___ EXTRACTED MATERIAL
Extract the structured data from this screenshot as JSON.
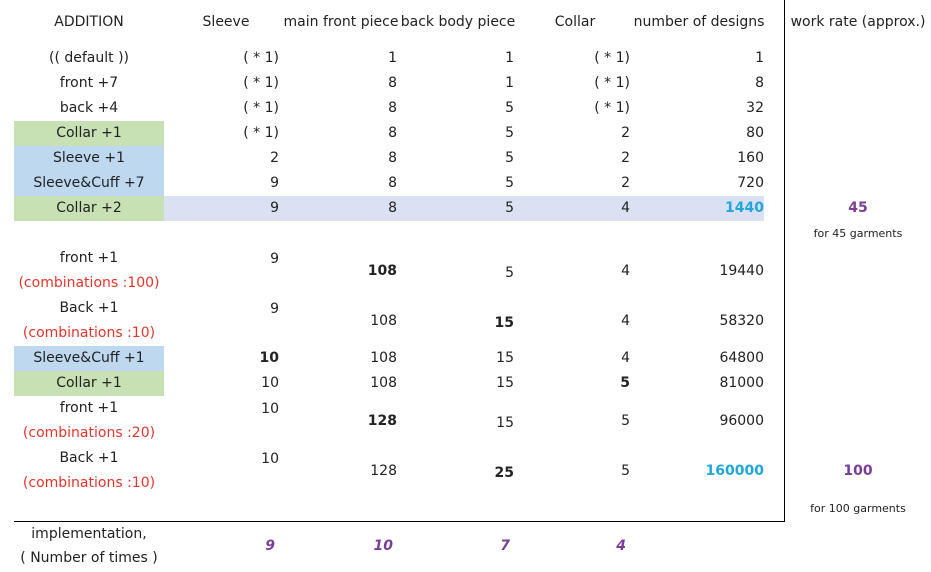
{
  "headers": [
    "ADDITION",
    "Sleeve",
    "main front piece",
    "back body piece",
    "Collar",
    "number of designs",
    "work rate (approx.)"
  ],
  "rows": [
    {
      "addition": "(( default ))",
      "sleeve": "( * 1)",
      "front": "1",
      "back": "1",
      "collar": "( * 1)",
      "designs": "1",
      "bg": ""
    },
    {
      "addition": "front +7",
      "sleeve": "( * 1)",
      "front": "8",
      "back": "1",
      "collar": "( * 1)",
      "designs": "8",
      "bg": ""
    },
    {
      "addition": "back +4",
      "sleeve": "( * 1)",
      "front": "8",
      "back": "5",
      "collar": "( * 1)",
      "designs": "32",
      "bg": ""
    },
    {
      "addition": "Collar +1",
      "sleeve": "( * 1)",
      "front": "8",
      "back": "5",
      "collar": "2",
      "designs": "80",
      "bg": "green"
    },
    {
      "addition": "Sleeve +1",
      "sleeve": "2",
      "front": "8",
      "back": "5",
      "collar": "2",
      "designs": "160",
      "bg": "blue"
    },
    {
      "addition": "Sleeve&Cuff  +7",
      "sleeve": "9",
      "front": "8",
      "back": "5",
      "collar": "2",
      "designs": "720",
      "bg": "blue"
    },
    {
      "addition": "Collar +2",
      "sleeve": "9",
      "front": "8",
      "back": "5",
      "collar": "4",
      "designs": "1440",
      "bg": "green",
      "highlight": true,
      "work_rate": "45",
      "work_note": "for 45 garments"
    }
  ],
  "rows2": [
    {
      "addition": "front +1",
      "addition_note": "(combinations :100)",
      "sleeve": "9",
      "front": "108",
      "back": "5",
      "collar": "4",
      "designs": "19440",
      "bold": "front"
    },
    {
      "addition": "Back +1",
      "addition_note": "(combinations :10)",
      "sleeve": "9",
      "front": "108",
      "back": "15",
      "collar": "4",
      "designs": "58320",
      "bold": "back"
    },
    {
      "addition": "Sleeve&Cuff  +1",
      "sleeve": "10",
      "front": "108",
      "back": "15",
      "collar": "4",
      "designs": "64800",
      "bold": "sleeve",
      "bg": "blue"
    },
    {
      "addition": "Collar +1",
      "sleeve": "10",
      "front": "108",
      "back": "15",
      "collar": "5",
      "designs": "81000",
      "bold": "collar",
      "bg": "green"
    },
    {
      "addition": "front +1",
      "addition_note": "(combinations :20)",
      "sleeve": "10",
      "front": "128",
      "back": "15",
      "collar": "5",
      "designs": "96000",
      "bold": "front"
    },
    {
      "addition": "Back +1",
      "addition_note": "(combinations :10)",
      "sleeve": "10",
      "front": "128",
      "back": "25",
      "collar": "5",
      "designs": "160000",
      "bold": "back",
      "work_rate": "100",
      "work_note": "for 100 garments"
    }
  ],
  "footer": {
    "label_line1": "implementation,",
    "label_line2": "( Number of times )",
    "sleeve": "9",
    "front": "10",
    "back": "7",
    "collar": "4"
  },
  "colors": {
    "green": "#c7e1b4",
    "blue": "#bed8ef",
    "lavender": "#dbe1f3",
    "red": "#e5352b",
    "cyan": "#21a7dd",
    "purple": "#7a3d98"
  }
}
______
___ EXTRACTED MATERIAL
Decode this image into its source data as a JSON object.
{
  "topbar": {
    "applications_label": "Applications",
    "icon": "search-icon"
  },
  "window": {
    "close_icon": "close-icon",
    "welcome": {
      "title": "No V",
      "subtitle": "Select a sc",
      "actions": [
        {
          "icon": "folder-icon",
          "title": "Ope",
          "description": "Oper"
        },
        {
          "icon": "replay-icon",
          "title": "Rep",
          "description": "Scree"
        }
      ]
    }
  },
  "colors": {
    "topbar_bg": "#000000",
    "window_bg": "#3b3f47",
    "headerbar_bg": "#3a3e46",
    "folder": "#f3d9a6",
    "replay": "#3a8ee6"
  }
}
______
___ EXTRACTED MATERIAL
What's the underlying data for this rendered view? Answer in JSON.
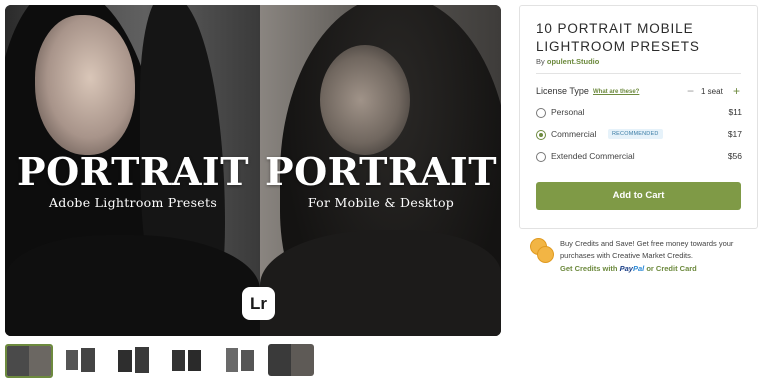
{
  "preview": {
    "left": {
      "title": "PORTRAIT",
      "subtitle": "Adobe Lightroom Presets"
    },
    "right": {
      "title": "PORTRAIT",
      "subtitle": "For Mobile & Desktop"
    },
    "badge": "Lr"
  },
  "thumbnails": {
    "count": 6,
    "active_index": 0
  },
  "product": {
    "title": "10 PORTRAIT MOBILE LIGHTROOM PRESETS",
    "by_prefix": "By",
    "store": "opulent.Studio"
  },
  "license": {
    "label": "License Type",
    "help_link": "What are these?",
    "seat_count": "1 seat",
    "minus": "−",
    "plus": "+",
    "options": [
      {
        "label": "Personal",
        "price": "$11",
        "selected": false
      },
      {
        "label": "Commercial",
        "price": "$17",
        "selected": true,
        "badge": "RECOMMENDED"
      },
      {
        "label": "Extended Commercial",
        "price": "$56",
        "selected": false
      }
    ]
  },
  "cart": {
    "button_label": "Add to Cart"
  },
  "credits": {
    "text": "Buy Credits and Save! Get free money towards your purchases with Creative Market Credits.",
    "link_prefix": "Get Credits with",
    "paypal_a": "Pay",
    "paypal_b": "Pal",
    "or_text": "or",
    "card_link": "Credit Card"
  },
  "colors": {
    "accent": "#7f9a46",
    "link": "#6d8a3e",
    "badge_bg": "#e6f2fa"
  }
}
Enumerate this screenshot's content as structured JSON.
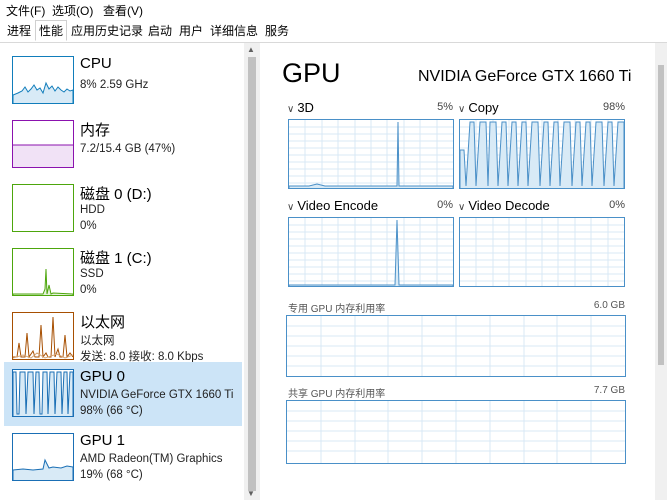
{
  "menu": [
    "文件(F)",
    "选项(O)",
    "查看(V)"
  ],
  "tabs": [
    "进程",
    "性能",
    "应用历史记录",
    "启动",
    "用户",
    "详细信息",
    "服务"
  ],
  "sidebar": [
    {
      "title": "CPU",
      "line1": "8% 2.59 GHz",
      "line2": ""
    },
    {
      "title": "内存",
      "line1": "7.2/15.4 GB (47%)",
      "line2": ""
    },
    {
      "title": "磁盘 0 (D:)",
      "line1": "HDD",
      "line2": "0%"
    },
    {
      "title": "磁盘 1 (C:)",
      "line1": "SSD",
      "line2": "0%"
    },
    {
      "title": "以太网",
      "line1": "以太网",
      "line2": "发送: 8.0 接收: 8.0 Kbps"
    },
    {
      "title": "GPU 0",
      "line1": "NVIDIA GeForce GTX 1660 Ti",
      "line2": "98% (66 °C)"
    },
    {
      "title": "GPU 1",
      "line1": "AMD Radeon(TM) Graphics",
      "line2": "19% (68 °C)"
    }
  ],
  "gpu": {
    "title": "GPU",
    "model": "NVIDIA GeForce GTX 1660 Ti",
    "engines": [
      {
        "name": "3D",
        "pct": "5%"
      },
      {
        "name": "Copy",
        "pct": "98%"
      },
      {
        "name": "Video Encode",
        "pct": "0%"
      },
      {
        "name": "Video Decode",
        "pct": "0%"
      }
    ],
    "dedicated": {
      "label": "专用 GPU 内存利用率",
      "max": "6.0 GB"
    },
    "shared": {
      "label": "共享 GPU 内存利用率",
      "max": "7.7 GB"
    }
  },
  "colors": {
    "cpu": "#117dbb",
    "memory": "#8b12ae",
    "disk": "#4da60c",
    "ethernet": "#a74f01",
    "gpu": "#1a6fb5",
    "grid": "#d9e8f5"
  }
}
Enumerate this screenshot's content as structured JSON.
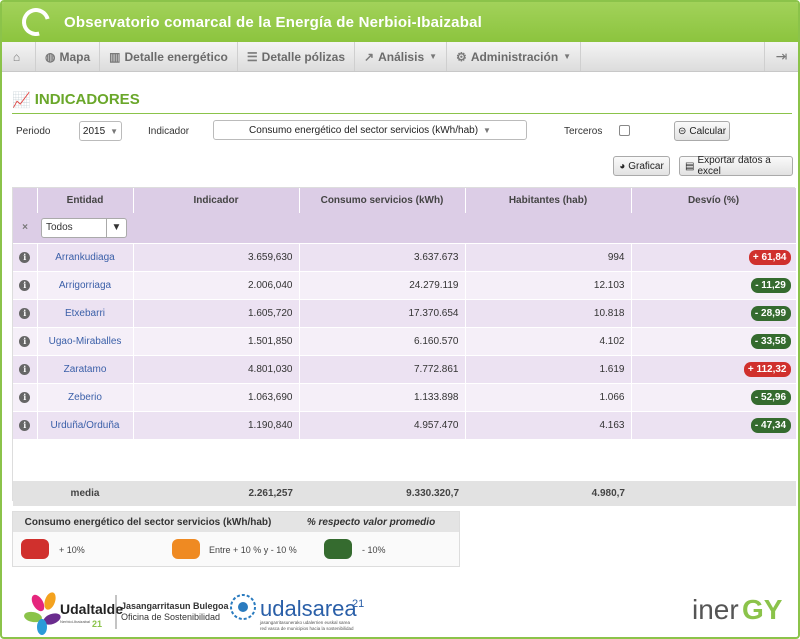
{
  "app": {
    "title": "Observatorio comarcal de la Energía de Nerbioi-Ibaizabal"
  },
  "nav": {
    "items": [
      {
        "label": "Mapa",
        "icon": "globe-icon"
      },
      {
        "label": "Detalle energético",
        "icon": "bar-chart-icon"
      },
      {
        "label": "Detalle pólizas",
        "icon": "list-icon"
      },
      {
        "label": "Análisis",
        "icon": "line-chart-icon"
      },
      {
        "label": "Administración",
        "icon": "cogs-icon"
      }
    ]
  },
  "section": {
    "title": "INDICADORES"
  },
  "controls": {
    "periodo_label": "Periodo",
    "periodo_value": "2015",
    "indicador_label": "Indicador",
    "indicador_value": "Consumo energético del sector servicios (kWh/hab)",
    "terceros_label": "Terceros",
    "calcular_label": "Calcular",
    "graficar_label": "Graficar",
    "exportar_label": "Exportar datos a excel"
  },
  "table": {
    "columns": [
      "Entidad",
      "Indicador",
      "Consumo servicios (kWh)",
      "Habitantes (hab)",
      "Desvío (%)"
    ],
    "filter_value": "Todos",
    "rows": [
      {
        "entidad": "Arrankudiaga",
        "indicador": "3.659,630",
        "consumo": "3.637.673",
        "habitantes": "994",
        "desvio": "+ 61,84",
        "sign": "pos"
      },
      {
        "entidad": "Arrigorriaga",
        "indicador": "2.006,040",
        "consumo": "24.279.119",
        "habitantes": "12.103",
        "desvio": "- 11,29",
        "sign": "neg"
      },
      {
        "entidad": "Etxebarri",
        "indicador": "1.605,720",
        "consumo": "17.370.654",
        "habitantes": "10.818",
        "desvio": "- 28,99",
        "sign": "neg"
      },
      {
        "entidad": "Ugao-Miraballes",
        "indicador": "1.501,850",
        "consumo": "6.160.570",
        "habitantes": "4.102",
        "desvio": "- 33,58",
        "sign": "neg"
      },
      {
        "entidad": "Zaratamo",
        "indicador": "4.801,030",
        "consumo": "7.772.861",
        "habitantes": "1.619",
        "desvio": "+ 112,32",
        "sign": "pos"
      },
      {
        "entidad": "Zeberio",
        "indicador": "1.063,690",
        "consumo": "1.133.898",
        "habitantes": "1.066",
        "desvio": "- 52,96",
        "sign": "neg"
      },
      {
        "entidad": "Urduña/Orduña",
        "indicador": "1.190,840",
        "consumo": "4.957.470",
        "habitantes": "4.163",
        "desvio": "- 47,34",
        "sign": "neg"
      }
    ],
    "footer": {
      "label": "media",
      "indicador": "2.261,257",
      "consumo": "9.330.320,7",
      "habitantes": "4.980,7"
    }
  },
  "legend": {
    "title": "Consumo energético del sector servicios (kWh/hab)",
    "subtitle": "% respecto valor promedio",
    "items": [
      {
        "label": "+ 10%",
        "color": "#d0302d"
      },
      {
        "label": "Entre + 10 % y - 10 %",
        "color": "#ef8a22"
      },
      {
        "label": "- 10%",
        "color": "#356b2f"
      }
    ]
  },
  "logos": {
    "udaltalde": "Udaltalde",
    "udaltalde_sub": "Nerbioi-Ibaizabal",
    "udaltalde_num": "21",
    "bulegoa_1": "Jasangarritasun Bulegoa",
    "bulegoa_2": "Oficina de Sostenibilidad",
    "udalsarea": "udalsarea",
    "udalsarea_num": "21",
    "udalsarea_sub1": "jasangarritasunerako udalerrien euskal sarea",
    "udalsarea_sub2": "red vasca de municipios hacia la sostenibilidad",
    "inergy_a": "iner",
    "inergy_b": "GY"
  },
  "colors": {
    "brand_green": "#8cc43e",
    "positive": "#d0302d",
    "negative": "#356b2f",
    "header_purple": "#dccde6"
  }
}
______
■ **SHORT PROBLEM**
Copy every single line of the material above that holds "bold".

■ **EXERCISE OUTPUT**
      "bold": "front"
      "bold": "back"
      "bold": "sleeve",
      "bold": "collar",
      "bold": "front"
      "bold": "back",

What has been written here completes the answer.